- [JOB] Reproduce the items below verbatim, beginning with their first line and ending with the line that contains "popup-footer: Google Translate", which is included.

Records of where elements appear

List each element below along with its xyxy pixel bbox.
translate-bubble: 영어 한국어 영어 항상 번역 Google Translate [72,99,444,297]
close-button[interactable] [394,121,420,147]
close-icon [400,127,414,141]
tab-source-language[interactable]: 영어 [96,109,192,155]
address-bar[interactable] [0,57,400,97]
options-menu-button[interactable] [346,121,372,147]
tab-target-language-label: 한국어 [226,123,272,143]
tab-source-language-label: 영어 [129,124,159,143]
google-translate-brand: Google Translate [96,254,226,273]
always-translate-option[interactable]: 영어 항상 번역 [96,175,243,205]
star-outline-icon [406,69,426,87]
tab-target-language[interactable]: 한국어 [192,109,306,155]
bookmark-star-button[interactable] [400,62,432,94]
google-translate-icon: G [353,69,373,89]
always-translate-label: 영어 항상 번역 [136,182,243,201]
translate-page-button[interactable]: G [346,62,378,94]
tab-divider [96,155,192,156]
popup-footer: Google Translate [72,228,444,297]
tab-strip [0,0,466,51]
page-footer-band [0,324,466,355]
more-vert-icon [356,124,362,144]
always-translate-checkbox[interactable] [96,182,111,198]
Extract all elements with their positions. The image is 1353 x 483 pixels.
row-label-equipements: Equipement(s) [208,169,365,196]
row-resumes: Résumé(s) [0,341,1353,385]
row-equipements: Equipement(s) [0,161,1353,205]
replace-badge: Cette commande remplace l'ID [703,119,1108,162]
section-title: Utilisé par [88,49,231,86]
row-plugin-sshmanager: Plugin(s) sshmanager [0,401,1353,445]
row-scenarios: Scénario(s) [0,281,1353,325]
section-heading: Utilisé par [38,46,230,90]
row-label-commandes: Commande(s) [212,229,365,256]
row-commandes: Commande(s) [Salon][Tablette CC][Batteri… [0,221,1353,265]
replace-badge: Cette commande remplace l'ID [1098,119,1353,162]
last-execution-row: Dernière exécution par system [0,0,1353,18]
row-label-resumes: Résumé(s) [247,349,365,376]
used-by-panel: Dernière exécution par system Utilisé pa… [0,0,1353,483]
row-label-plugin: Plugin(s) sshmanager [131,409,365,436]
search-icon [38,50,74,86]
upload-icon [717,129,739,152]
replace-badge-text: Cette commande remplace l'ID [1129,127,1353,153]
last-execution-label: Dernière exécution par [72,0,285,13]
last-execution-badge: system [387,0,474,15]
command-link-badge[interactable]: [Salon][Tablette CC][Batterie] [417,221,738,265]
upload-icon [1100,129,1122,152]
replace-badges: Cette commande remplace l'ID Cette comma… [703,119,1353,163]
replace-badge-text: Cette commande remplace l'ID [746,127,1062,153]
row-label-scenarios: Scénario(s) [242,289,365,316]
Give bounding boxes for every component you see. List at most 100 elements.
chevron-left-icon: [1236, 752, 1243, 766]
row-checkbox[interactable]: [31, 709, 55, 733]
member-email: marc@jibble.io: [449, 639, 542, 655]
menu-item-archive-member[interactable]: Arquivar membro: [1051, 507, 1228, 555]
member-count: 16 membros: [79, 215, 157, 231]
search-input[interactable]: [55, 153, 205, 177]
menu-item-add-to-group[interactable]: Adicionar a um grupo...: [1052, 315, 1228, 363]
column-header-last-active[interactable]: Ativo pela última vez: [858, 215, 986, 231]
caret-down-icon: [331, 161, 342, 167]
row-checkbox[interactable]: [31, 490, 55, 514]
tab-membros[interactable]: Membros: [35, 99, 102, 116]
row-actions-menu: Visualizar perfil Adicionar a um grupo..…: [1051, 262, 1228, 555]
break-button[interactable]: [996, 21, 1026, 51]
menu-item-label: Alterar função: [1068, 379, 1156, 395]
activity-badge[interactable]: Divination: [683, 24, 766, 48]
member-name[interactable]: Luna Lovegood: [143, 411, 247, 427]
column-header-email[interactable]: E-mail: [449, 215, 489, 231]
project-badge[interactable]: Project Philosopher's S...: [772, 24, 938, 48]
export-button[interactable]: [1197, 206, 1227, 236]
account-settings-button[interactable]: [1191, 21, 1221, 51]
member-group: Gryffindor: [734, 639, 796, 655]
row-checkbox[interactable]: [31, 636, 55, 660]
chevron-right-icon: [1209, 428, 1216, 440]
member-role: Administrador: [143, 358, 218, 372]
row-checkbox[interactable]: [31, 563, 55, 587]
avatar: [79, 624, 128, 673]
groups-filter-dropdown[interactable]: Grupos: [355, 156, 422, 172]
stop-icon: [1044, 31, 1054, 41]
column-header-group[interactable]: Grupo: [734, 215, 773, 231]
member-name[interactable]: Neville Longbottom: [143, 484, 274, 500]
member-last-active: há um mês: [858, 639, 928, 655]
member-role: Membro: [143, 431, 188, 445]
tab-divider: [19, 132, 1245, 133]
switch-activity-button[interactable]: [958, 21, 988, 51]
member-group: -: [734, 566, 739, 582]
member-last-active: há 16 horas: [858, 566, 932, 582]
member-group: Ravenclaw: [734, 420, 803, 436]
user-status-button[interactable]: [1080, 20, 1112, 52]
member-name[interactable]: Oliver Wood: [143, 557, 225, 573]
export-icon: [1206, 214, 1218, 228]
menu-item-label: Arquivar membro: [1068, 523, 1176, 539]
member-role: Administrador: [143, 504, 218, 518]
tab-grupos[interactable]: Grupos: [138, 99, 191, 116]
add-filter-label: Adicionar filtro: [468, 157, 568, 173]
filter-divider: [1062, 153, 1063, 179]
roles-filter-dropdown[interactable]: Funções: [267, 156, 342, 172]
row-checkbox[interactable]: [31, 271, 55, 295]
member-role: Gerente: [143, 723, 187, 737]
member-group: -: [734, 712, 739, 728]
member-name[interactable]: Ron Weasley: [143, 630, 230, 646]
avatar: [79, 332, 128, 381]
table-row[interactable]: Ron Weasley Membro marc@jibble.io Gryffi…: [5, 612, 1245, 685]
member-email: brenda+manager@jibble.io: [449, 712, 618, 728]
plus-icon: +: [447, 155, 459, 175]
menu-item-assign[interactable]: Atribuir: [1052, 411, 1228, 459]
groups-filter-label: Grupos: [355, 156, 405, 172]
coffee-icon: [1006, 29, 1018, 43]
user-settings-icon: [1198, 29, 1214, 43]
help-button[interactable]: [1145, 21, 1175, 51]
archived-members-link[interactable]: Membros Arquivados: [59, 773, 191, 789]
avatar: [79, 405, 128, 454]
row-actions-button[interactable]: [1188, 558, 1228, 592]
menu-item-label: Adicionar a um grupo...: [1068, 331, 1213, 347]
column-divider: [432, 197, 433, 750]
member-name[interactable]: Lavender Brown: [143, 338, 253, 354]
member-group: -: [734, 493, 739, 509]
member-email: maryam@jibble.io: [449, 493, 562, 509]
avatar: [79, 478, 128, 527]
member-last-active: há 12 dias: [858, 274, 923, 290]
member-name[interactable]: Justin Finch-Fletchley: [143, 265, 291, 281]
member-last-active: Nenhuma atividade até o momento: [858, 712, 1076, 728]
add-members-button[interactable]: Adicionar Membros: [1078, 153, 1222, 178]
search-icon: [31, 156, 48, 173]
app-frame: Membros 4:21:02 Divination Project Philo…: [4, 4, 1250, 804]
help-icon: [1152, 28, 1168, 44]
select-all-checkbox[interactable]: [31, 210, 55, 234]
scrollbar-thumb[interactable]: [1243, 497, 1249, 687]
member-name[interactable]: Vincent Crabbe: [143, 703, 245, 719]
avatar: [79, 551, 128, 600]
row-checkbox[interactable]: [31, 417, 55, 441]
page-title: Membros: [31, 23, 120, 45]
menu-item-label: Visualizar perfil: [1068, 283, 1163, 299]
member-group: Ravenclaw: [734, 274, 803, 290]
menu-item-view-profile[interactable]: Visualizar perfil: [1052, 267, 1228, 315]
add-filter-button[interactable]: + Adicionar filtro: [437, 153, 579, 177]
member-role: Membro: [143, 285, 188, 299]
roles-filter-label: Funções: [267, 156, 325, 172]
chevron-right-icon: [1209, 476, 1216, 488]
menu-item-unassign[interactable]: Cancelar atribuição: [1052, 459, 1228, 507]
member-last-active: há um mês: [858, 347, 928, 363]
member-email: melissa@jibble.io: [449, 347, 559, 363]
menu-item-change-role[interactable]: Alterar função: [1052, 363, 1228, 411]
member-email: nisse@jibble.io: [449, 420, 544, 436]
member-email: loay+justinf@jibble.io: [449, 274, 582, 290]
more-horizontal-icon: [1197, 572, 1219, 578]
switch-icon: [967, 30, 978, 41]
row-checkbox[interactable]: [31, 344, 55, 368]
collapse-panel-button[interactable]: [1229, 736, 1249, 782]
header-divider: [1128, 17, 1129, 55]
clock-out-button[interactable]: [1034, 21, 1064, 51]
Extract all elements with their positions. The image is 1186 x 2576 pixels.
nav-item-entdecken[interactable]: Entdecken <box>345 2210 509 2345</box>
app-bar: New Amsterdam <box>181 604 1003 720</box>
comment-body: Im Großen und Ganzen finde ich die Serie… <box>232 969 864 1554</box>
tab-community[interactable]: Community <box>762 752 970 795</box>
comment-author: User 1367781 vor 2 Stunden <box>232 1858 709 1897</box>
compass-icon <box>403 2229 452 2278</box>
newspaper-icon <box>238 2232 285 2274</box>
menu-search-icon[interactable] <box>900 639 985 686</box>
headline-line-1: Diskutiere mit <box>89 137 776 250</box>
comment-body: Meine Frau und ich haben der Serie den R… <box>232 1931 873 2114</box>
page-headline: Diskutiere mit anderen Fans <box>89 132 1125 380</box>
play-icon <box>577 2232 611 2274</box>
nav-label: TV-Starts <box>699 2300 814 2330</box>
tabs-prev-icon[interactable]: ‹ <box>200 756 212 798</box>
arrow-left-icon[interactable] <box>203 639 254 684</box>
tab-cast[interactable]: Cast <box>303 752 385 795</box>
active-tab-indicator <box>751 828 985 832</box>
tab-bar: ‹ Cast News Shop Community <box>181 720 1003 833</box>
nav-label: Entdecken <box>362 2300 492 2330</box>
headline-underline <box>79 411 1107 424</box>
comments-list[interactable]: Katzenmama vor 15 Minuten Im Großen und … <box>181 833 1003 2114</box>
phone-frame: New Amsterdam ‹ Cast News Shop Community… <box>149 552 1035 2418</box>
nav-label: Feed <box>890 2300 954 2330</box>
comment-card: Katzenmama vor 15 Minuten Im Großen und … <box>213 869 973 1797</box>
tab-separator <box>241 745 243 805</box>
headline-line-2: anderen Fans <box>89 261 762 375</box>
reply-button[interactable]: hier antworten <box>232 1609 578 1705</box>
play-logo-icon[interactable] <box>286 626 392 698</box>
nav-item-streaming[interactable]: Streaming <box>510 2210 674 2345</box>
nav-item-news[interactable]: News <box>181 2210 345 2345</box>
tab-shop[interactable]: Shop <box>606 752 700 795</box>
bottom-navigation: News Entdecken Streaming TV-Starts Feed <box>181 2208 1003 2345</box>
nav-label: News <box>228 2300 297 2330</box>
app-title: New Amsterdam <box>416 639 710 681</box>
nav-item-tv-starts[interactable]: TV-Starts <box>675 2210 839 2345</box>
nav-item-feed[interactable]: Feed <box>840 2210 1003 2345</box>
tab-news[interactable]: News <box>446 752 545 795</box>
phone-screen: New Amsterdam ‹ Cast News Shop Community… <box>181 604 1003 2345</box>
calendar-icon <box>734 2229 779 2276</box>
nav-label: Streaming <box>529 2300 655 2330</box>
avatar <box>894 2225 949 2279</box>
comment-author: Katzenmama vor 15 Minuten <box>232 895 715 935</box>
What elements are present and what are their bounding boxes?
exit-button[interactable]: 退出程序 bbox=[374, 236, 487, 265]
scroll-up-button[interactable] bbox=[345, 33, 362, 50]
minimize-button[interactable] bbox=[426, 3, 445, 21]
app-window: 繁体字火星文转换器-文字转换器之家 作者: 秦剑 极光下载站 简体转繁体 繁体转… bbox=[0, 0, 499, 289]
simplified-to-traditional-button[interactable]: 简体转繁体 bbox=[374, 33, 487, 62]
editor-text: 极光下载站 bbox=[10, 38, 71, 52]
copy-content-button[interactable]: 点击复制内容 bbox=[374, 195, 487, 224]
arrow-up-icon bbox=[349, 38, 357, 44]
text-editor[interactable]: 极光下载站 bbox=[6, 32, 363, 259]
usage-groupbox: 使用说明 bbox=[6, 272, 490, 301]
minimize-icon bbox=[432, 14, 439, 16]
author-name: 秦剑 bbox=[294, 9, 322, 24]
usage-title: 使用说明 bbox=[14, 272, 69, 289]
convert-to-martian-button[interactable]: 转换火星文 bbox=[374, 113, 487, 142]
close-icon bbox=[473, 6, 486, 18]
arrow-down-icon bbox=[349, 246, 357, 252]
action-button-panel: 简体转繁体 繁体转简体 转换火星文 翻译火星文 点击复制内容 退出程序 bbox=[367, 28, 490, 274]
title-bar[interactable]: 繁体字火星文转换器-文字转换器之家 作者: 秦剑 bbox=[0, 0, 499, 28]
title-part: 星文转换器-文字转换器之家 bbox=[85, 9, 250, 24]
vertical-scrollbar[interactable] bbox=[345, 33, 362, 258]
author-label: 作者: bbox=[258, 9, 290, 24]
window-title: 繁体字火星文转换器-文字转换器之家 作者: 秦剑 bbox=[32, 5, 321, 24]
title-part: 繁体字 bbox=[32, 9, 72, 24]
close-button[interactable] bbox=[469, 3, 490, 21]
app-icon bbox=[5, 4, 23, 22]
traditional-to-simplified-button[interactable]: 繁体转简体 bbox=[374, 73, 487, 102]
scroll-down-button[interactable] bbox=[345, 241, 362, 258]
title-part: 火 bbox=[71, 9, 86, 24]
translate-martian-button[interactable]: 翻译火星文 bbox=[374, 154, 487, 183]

- [THE RESULT]
List each element below along with its xyxy pixel bbox.
translate-bubble: 영어 한국어 영어 항상 번역 Google Translate [72,99,444,297]
close-button[interactable] [394,121,420,147]
close-icon [400,127,414,141]
tab-source-language[interactable]: 영어 [96,109,192,155]
address-bar[interactable] [0,57,400,97]
options-menu-button[interactable] [346,121,372,147]
tab-target-language-label: 한국어 [226,123,272,143]
tab-source-language-label: 영어 [129,124,159,143]
google-translate-brand: Google Translate [96,254,226,273]
always-translate-option[interactable]: 영어 항상 번역 [96,175,243,205]
star-outline-icon [406,69,426,87]
tab-target-language[interactable]: 한국어 [192,109,306,155]
bookmark-star-button[interactable] [400,62,432,94]
google-translate-icon: G [353,69,373,89]
always-translate-label: 영어 항상 번역 [136,182,243,201]
translate-page-button[interactable]: G [346,62,378,94]
tab-divider [96,155,192,156]
popup-footer: Google Translate [72,228,444,297]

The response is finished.